■ **AIM**
Repeat the whole listing exactly.

■ **DATA SUPPLIED**
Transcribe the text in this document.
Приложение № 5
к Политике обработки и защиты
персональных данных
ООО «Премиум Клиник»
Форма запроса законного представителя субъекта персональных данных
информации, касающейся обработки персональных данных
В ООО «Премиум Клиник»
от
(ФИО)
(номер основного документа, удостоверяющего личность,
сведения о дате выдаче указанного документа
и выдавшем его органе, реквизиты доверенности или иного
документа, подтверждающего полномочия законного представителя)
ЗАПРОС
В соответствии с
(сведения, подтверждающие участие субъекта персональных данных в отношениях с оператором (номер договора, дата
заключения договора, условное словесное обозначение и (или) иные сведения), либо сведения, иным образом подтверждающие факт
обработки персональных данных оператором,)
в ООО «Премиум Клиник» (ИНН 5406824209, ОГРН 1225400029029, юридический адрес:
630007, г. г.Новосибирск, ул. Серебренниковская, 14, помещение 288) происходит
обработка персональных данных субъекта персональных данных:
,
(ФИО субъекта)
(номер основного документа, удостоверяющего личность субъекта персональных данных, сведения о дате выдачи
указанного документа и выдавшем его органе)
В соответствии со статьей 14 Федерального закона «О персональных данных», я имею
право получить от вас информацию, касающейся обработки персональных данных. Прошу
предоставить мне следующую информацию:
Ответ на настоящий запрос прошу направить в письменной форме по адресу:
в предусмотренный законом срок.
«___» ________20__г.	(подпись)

■ **OUTPUT FOR THIS TASK**
Transcribe the text in this document.
Приложение № 5
к Политике обработки и защиты
персональных данных
ООО «Премиум Клиник»
Форма запроса законного представителя субъекта персональных данных
информации, касающейся обработки персональных данных
В ООО «Премиум Клиник»
от
(ФИО)
(номер основного документа, удостоверяющего личность,
сведения о дате выдаче указанного документа
и выдавшем его органе, реквизиты доверенности или иного
документа, подтверждающего полномочия законного представителя)
ЗАПРОС
В соответствии с
(сведения, подтверждающие участие субъекта персональных данных в отношениях с оператором (номер договора, дата
заключения договора, условное словесное обозначение и (или) иные сведения), либо сведения, иным образом подтверждающие факт
обработки персональных данных оператором,)
в ООО «Премиум Клиник» (ИНН 5406824209, ОГРН 1225400029029, юридический адрес:
630007, г. г.Новосибирск, ул. Серебренниковская, 14, помещение 288) происходит
обработка персональных данных субъекта персональных данных:
,
(ФИО субъекта)
(номер основного документа, удостоверяющего личность субъекта персональных данных, сведения о дате выдачи
указанного документа и выдавшем его органе)
В соответствии со статьей 14 Федерального закона «О персональных данных», я имею
право получить от вас информацию, касающейся обработки персональных данных. Прошу
предоставить мне следующую информацию:
Ответ на настоящий запрос прошу направить в письменной форме по адресу:
в предусмотренный законом срок.
«___» ________20__г.	(подпись)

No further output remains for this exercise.